── Data supplied ──

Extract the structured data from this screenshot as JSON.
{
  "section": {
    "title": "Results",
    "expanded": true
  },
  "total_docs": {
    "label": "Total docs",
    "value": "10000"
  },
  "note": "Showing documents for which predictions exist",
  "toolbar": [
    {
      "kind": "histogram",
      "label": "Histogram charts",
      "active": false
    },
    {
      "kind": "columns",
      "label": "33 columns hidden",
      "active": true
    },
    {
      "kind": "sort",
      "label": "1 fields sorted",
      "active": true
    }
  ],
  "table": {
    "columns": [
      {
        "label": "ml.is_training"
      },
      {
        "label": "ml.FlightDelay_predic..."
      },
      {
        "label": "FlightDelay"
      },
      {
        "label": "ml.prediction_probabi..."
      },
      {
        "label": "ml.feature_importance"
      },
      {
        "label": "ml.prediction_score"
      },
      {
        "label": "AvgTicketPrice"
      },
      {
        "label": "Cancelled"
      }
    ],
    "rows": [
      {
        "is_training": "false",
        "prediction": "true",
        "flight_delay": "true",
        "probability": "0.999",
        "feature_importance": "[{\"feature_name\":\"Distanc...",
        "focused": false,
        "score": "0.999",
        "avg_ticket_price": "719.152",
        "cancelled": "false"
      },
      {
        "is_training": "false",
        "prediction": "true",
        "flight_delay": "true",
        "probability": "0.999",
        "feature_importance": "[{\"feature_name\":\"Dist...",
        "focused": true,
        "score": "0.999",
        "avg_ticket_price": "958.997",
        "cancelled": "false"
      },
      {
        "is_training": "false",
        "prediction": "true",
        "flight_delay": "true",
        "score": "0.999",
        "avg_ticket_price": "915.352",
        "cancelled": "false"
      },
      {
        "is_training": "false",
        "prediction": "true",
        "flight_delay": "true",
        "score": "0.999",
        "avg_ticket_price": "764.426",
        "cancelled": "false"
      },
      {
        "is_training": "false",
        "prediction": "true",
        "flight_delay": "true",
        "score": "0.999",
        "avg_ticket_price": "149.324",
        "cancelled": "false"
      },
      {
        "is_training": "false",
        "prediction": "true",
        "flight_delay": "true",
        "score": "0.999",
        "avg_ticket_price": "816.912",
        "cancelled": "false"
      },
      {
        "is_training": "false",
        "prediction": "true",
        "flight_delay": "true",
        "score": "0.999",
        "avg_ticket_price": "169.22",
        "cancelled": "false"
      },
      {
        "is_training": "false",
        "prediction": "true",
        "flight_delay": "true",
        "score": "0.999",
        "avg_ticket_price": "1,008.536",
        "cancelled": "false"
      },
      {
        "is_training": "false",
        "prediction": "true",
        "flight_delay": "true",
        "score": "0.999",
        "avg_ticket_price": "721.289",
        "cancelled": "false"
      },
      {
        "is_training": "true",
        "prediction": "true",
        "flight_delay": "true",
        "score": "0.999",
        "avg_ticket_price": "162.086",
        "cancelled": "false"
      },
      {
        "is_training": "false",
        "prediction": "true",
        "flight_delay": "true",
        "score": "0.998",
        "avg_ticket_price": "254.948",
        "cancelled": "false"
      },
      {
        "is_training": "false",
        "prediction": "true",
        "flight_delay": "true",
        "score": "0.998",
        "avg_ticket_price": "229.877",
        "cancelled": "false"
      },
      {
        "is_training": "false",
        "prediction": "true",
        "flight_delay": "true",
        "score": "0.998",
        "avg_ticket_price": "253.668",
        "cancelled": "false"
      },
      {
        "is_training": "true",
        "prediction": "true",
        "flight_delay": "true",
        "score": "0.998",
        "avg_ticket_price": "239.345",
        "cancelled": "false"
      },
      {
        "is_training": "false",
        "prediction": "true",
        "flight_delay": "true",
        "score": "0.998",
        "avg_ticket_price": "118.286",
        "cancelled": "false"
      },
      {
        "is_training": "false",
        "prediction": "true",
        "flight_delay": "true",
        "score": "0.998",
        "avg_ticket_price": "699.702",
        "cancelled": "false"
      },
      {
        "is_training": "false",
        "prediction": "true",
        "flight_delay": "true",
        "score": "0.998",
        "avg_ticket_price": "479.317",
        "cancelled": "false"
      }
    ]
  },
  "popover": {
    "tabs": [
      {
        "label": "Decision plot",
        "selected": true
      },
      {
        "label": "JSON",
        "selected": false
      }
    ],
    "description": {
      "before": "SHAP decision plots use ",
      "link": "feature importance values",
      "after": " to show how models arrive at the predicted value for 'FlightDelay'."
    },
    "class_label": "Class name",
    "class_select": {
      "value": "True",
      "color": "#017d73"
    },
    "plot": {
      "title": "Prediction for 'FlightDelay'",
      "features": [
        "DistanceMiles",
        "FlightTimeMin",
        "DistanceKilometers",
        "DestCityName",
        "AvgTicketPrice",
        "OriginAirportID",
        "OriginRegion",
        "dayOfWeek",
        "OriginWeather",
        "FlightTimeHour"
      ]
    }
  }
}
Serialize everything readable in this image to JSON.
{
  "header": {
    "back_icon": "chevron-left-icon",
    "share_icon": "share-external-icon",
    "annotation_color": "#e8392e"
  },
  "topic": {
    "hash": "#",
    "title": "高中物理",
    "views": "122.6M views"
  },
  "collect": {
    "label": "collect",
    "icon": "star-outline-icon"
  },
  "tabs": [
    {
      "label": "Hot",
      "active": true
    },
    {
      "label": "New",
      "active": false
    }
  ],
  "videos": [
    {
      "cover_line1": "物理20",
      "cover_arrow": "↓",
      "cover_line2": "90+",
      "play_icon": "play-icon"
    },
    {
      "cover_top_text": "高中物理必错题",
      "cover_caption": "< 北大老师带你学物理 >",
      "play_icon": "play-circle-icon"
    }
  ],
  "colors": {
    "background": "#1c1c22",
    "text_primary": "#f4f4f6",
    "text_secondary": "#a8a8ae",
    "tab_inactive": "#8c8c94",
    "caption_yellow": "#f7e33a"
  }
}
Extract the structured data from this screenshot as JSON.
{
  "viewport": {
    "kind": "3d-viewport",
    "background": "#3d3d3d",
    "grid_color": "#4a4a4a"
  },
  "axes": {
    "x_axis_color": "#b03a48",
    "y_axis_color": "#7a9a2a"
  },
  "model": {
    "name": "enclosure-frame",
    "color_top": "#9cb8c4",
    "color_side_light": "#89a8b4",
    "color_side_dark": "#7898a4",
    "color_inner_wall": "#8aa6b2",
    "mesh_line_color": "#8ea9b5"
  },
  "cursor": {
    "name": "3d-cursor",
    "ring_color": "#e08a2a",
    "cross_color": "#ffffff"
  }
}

───

# [Given exercise]
From the records, copy every line that has the string "title" in it.

# [Result of the exercise]
    "title": "Results",
      "title": "Prediction for 'FlightDelay'",
    "title": "高中物理",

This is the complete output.